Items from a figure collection

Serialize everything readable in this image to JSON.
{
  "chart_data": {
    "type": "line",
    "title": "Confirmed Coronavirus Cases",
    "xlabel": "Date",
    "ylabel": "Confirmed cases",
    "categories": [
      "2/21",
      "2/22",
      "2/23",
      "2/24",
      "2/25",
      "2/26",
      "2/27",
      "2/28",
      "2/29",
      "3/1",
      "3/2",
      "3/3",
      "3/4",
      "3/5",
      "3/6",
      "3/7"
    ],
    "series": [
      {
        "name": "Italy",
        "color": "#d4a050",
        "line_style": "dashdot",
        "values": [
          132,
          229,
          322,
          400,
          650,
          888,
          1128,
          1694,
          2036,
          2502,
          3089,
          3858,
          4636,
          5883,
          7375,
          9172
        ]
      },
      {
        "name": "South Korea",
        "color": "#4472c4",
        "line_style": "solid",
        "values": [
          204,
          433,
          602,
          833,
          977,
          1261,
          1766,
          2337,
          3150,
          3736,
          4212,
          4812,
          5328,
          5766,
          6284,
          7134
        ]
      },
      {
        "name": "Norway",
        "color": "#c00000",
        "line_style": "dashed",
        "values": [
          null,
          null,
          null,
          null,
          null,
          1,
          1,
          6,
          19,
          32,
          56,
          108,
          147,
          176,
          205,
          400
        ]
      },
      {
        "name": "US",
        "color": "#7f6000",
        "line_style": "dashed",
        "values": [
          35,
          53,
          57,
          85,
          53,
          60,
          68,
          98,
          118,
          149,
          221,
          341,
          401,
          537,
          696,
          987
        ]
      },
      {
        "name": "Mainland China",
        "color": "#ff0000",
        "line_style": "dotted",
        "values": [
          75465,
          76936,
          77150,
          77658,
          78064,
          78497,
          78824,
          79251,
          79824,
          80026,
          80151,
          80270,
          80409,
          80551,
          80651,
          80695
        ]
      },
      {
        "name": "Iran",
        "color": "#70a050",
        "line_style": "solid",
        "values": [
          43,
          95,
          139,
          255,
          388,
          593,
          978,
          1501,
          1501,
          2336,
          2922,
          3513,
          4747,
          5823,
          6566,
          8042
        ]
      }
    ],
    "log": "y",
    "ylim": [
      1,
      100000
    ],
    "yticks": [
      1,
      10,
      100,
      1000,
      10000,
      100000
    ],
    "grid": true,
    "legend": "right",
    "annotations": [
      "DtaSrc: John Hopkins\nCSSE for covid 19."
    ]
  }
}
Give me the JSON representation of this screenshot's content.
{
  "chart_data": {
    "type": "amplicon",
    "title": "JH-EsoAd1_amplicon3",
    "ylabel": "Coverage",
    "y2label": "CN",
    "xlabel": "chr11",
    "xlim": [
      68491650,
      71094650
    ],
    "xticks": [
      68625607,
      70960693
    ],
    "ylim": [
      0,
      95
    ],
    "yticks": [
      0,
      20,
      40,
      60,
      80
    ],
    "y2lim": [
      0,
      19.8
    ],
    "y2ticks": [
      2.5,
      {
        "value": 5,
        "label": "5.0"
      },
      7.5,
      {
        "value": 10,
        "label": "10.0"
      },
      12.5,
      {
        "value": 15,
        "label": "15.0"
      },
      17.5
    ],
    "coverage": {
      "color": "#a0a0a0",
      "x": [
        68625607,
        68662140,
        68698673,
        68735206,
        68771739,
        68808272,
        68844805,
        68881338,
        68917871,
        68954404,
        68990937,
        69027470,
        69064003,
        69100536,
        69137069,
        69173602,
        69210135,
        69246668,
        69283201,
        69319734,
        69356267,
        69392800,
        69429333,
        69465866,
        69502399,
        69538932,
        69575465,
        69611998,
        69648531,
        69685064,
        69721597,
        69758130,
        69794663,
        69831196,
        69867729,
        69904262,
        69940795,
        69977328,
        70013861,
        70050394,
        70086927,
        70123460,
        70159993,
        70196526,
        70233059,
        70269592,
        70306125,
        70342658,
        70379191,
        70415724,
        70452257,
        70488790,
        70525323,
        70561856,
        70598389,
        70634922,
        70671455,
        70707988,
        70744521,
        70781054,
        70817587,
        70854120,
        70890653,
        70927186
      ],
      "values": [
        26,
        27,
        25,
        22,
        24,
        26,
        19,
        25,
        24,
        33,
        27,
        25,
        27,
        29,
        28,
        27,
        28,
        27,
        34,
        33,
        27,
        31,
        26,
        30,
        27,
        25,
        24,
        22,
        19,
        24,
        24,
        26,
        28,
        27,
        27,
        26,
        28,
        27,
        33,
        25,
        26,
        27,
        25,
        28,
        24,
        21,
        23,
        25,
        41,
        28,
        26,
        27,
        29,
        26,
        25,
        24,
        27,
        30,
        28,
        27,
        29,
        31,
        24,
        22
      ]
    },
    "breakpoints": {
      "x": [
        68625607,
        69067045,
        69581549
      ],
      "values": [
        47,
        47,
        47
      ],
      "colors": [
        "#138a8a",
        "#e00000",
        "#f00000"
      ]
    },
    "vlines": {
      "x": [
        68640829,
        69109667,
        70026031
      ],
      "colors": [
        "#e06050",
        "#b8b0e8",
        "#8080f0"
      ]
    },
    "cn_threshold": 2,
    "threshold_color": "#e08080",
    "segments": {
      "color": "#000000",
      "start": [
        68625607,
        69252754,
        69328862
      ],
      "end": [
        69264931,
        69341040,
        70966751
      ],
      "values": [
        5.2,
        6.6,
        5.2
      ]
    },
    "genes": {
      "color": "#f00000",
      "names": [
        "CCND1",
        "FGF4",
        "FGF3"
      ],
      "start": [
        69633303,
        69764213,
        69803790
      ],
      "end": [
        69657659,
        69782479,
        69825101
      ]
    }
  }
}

▶ Required work: Each record should come back exactly as written.

▶ Written solution:
Serialize everything readable in this image to JSON.
{
  "chart_data": {
    "type": "line",
    "title": "Confirmed Coronavirus Cases",
    "xlabel": "Date",
    "ylabel": "Confirmed cases",
    "categories": [
      "2/21",
      "2/22",
      "2/23",
      "2/24",
      "2/25",
      "2/26",
      "2/27",
      "2/28",
      "2/29",
      "3/1",
      "3/2",
      "3/3",
      "3/4",
      "3/5",
      "3/6",
      "3/7"
    ],
    "series": [
      {
        "name": "Italy",
        "color": "#d4a050",
        "line_style": "dashdot",
        "values": [
          132,
          229,
          322,
          400,
          650,
          888,
          1128,
          1694,
          2036,
          2502,
          3089,
          3858,
          4636,
          5883,
          7375,
          9172
        ]
      },
      {
        "name": "South Korea",
        "color": "#4472c4",
        "line_style": "solid",
        "values": [
          204,
          433,
          602,
          833,
          977,
          1261,
          1766,
          2337,
          3150,
          3736,
          4212,
          4812,
          5328,
          5766,
          6284,
          7134
        ]
      },
      {
        "name": "Norway",
        "color": "#c00000",
        "line_style": "dashed",
        "values": [
          null,
          null,
          null,
          null,
          null,
          1,
          1,
          6,
          19,
          32,
          56,
          108,
          147,
          176,
          205,
          400
        ]
      },
      {
        "name": "US",
        "color": "#7f6000",
        "line_style": "dashed",
        "values": [
          35,
          53,
          57,
          85,
          53,
          60,
          68,
          98,
          118,
          149,
          221,
          341,
          401,
          537,
          696,
          987
        ]
      },
      {
        "name": "Mainland China",
        "color": "#ff0000",
        "line_style": "dotted",
        "values": [
          75465,
          76936,
          77150,
          77658,
          78064,
          78497,
          78824,
          79251,
          79824,
          80026,
          80151,
          80270,
          80409,
          80551,
          80651,
          80695
        ]
      },
      {
        "name": "Iran",
        "color": "#70a050",
        "line_style": "solid",
        "values": [
          43,
          95,
          139,
          255,
          388,
          593,
          978,
          1501,
          1501,
          2336,
          2922,
          3513,
          4747,
          5823,
          6566,
          8042
        ]
      }
    ],
    "log": "y",
    "ylim": [
      1,
      100000
    ],
    "yticks": [
      1,
      10,
      100,
      1000,
      10000,
      100000
    ],
    "grid": true,
    "legend": "right",
    "annotations": [
      "DtaSrc: John Hopkins\nCSSE for covid 19."
    ]
  }
}
Give me the JSON representation of this screenshot's content.
{
  "chart_data": {
    "type": "amplicon",
    "title": "JH-EsoAd1_amplicon3",
    "ylabel": "Coverage",
    "y2label": "CN",
    "xlabel": "chr11",
    "xlim": [
      68491650,
      71094650
    ],
    "xticks": [
      68625607,
      70960693
    ],
    "ylim": [
      0,
      95
    ],
    "yticks": [
      0,
      20,
      40,
      60,
      80
    ],
    "y2lim": [
      0,
      19.8
    ],
    "y2ticks": [
      2.5,
      {
        "value": 5,
        "label": "5.0"
      },
      7.5,
      {
        "value": 10,
        "label": "10.0"
      },
      12.5,
      {
        "value": 15,
        "label": "15.0"
      },
      17.5
    ],
    "coverage": {
      "color": "#a0a0a0",
      "x": [
        68625607,
        68662140,
        68698673,
        68735206,
        68771739,
        68808272,
        68844805,
        68881338,
        68917871,
        68954404,
        68990937,
        69027470,
        69064003,
        69100536,
        69137069,
        69173602,
        69210135,
        69246668,
        69283201,
        69319734,
        69356267,
        69392800,
        69429333,
        69465866,
        69502399,
        69538932,
        69575465,
        69611998,
        69648531,
        69685064,
        69721597,
        69758130,
        69794663,
        69831196,
        69867729,
        69904262,
        69940795,
        69977328,
        70013861,
        70050394,
        70086927,
        70123460,
        70159993,
        70196526,
        70233059,
        70269592,
        70306125,
        70342658,
        70379191,
        70415724,
        70452257,
        70488790,
        70525323,
        70561856,
        70598389,
        70634922,
        70671455,
        70707988,
        70744521,
        70781054,
        70817587,
        70854120,
        70890653,
        70927186
      ],
      "values": [
        26,
        27,
        25,
        22,
        24,
        26,
        19,
        25,
        24,
        33,
        27,
        25,
        27,
        29,
        28,
        27,
        28,
        27,
        34,
        33,
        27,
        31,
        26,
        30,
        27,
        25,
        24,
        22,
        19,
        24,
        24,
        26,
        28,
        27,
        27,
        26,
        28,
        27,
        33,
        25,
        26,
        27,
        25,
        28,
        24,
        21,
        23,
        25,
        41,
        28,
        26,
        27,
        29,
        26,
        25,
        24,
        27,
        30,
        28,
        27,
        29,
        31,
        24,
        22
      ]
    },
    "breakpoints": {
      "x": [
        68625607,
        69067045,
        69581549
      ],
      "values": [
        47,
        47,
        47
      ],
      "colors": [
        "#138a8a",
        "#e00000",
        "#f00000"
      ]
    },
    "vlines": {
      "x": [
        68640829,
        69109667,
        70026031
      ],
      "colors": [
        "#e06050",
        "#b8b0e8",
        "#8080f0"
      ]
    },
    "cn_threshold": 2,
    "threshold_color": "#e08080",
    "segments": {
      "color": "#000000",
      "start": [
        68625607,
        69252754,
        69328862
      ],
      "end": [
        69264931,
        69341040,
        70966751
      ],
      "values": [
        5.2,
        6.6,
        5.2
      ]
    },
    "genes": {
      "color": "#f00000",
      "names": [
        "CCND1",
        "FGF4",
        "FGF3"
      ],
      "start": [
        69633303,
        69764213,
        69803790
      ],
      "end": [
        69657659,
        69782479,
        69825101
      ]
    }
  }
}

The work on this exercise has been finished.